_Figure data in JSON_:
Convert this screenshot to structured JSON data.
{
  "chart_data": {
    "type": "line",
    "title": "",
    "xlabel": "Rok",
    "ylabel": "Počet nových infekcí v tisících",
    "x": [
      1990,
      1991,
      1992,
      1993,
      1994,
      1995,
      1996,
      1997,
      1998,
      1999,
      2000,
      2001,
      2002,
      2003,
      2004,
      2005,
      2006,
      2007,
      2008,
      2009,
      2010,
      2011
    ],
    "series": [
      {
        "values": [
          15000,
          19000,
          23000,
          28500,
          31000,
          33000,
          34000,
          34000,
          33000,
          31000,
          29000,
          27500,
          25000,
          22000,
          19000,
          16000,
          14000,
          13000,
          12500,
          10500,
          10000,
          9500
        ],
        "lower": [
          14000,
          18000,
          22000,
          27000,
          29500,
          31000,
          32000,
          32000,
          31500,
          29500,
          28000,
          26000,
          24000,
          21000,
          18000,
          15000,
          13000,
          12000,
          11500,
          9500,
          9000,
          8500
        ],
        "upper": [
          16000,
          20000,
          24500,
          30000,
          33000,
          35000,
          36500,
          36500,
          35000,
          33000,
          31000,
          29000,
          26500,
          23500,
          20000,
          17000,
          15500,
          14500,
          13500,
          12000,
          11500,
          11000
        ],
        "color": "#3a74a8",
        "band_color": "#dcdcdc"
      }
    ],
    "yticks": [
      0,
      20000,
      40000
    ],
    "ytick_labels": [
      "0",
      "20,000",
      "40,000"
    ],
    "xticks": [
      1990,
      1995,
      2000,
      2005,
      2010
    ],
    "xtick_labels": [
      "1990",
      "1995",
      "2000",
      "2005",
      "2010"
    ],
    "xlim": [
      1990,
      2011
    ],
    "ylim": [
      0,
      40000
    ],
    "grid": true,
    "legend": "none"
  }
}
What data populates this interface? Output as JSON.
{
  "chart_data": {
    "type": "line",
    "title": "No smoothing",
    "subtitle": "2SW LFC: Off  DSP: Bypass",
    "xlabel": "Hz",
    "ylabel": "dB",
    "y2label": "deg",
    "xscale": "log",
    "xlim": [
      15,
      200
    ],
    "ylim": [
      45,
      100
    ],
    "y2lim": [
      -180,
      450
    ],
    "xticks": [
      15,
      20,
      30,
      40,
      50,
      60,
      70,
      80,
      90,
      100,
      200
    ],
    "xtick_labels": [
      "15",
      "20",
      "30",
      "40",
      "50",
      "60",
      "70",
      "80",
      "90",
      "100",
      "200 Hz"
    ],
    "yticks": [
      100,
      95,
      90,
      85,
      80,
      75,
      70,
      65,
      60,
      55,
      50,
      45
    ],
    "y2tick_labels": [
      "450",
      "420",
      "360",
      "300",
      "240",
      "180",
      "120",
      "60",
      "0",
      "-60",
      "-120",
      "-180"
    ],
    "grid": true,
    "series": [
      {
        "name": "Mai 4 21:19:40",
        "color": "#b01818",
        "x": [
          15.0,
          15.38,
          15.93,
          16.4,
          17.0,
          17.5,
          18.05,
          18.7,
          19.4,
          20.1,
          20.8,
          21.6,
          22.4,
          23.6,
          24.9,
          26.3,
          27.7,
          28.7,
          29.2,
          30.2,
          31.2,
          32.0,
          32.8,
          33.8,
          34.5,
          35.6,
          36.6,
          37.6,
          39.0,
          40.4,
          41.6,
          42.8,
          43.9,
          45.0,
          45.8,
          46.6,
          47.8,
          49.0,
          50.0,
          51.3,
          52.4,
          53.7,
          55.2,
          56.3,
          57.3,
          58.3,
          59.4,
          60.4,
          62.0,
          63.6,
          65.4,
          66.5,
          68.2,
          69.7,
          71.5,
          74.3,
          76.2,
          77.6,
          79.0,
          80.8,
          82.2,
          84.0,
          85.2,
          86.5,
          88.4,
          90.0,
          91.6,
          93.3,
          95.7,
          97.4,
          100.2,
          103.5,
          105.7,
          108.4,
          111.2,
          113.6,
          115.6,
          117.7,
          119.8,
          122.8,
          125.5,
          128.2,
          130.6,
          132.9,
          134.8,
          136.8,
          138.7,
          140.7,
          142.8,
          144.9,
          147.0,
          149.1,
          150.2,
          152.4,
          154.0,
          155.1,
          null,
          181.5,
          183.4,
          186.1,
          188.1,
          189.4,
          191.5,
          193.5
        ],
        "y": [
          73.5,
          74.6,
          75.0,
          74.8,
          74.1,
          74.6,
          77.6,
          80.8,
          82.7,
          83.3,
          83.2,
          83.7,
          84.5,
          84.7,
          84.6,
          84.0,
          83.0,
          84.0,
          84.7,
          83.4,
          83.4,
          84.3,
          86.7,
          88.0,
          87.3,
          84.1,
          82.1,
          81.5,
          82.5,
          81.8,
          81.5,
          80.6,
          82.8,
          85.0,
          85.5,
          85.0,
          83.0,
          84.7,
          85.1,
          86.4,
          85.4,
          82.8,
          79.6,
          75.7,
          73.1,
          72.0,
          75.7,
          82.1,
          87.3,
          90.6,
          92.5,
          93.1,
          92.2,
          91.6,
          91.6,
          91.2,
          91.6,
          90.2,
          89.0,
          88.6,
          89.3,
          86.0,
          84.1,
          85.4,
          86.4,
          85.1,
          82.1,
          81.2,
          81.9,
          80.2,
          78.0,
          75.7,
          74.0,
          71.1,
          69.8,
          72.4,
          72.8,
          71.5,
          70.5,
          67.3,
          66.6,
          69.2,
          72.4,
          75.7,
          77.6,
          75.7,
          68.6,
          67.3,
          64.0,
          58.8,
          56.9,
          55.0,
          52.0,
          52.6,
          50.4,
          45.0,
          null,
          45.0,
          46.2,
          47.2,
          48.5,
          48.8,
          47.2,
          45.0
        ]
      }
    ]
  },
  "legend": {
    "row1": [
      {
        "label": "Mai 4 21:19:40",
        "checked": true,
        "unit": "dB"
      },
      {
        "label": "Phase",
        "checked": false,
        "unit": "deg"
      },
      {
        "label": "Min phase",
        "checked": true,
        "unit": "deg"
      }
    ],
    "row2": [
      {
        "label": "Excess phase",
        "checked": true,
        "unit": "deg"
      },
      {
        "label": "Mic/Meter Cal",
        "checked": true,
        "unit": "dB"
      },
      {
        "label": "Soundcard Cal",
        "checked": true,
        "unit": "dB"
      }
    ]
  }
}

_Do this_:
All of the entries need to be reproduced exactly; please write them out.

_Answer to this exercise_:
Convert this screenshot to structured JSON data.
{
  "chart_data": {
    "type": "line",
    "title": "",
    "xlabel": "Rok",
    "ylabel": "Počet nových infekcí v tisících",
    "x": [
      1990,
      1991,
      1992,
      1993,
      1994,
      1995,
      1996,
      1997,
      1998,
      1999,
      2000,
      2001,
      2002,
      2003,
      2004,
      2005,
      2006,
      2007,
      2008,
      2009,
      2010,
      2011
    ],
    "series": [
      {
        "values": [
          15000,
          19000,
          23000,
          28500,
          31000,
          33000,
          34000,
          34000,
          33000,
          31000,
          29000,
          27500,
          25000,
          22000,
          19000,
          16000,
          14000,
          13000,
          12500,
          10500,
          10000,
          9500
        ],
        "lower": [
          14000,
          18000,
          22000,
          27000,
          29500,
          31000,
          32000,
          32000,
          31500,
          29500,
          28000,
          26000,
          24000,
          21000,
          18000,
          15000,
          13000,
          12000,
          11500,
          9500,
          9000,
          8500
        ],
        "upper": [
          16000,
          20000,
          24500,
          30000,
          33000,
          35000,
          36500,
          36500,
          35000,
          33000,
          31000,
          29000,
          26500,
          23500,
          20000,
          17000,
          15500,
          14500,
          13500,
          12000,
          11500,
          11000
        ],
        "color": "#3a74a8",
        "band_color": "#dcdcdc"
      }
    ],
    "yticks": [
      0,
      20000,
      40000
    ],
    "ytick_labels": [
      "0",
      "20,000",
      "40,000"
    ],
    "xticks": [
      1990,
      1995,
      2000,
      2005,
      2010
    ],
    "xtick_labels": [
      "1990",
      "1995",
      "2000",
      "2005",
      "2010"
    ],
    "xlim": [
      1990,
      2011
    ],
    "ylim": [
      0,
      40000
    ],
    "grid": true,
    "legend": "none"
  }
}
What data populates this interface? Output as JSON.
{
  "chart_data": {
    "type": "line",
    "title": "No smoothing",
    "subtitle": "2SW LFC: Off  DSP: Bypass",
    "xlabel": "Hz",
    "ylabel": "dB",
    "y2label": "deg",
    "xscale": "log",
    "xlim": [
      15,
      200
    ],
    "ylim": [
      45,
      100
    ],
    "y2lim": [
      -180,
      450
    ],
    "xticks": [
      15,
      20,
      30,
      40,
      50,
      60,
      70,
      80,
      90,
      100,
      200
    ],
    "xtick_labels": [
      "15",
      "20",
      "30",
      "40",
      "50",
      "60",
      "70",
      "80",
      "90",
      "100",
      "200 Hz"
    ],
    "yticks": [
      100,
      95,
      90,
      85,
      80,
      75,
      70,
      65,
      60,
      55,
      50,
      45
    ],
    "y2tick_labels": [
      "450",
      "420",
      "360",
      "300",
      "240",
      "180",
      "120",
      "60",
      "0",
      "-60",
      "-120",
      "-180"
    ],
    "grid": true,
    "series": [
      {
        "name": "Mai 4 21:19:40",
        "color": "#b01818",
        "x": [
          15.0,
          15.38,
          15.93,
          16.4,
          17.0,
          17.5,
          18.05,
          18.7,
          19.4,
          20.1,
          20.8,
          21.6,
          22.4,
          23.6,
          24.9,
          26.3,
          27.7,
          28.7,
          29.2,
          30.2,
          31.2,
          32.0,
          32.8,
          33.8,
          34.5,
          35.6,
          36.6,
          37.6,
          39.0,
          40.4,
          41.6,
          42.8,
          43.9,
          45.0,
          45.8,
          46.6,
          47.8,
          49.0,
          50.0,
          51.3,
          52.4,
          53.7,
          55.2,
          56.3,
          57.3,
          58.3,
          59.4,
          60.4,
          62.0,
          63.6,
          65.4,
          66.5,
          68.2,
          69.7,
          71.5,
          74.3,
          76.2,
          77.6,
          79.0,
          80.8,
          82.2,
          84.0,
          85.2,
          86.5,
          88.4,
          90.0,
          91.6,
          93.3,
          95.7,
          97.4,
          100.2,
          103.5,
          105.7,
          108.4,
          111.2,
          113.6,
          115.6,
          117.7,
          119.8,
          122.8,
          125.5,
          128.2,
          130.6,
          132.9,
          134.8,
          136.8,
          138.7,
          140.7,
          142.8,
          144.9,
          147.0,
          149.1,
          150.2,
          152.4,
          154.0,
          155.1,
          null,
          181.5,
          183.4,
          186.1,
          188.1,
          189.4,
          191.5,
          193.5
        ],
        "y": [
          73.5,
          74.6,
          75.0,
          74.8,
          74.1,
          74.6,
          77.6,
          80.8,
          82.7,
          83.3,
          83.2,
          83.7,
          84.5,
          84.7,
          84.6,
          84.0,
          83.0,
          84.0,
          84.7,
          83.4,
          83.4,
          84.3,
          86.7,
          88.0,
          87.3,
          84.1,
          82.1,
          81.5,
          82.5,
          81.8,
          81.5,
          80.6,
          82.8,
          85.0,
          85.5,
          85.0,
          83.0,
          84.7,
          85.1,
          86.4,
          85.4,
          82.8,
          79.6,
          75.7,
          73.1,
          72.0,
          75.7,
          82.1,
          87.3,
          90.6,
          92.5,
          93.1,
          92.2,
          91.6,
          91.6,
          91.2,
          91.6,
          90.2,
          89.0,
          88.6,
          89.3,
          86.0,
          84.1,
          85.4,
          86.4,
          85.1,
          82.1,
          81.2,
          81.9,
          80.2,
          78.0,
          75.7,
          74.0,
          71.1,
          69.8,
          72.4,
          72.8,
          71.5,
          70.5,
          67.3,
          66.6,
          69.2,
          72.4,
          75.7,
          77.6,
          75.7,
          68.6,
          67.3,
          64.0,
          58.8,
          56.9,
          55.0,
          52.0,
          52.6,
          50.4,
          45.0,
          null,
          45.0,
          46.2,
          47.2,
          48.5,
          48.8,
          47.2,
          45.0
        ]
      }
    ]
  },
  "legend": {
    "row1": [
      {
        "label": "Mai 4 21:19:40",
        "checked": true,
        "unit": "dB"
      },
      {
        "label": "Phase",
        "checked": false,
        "unit": "deg"
      },
      {
        "label": "Min phase",
        "checked": true,
        "unit": "deg"
      }
    ],
    "row2": [
      {
        "label": "Excess phase",
        "checked": true,
        "unit": "deg"
      },
      {
        "label": "Mic/Meter Cal",
        "checked": true,
        "unit": "dB"
      },
      {
        "label": "Soundcard Cal",
        "checked": true,
        "unit": "dB"
      }
    ]
  }
}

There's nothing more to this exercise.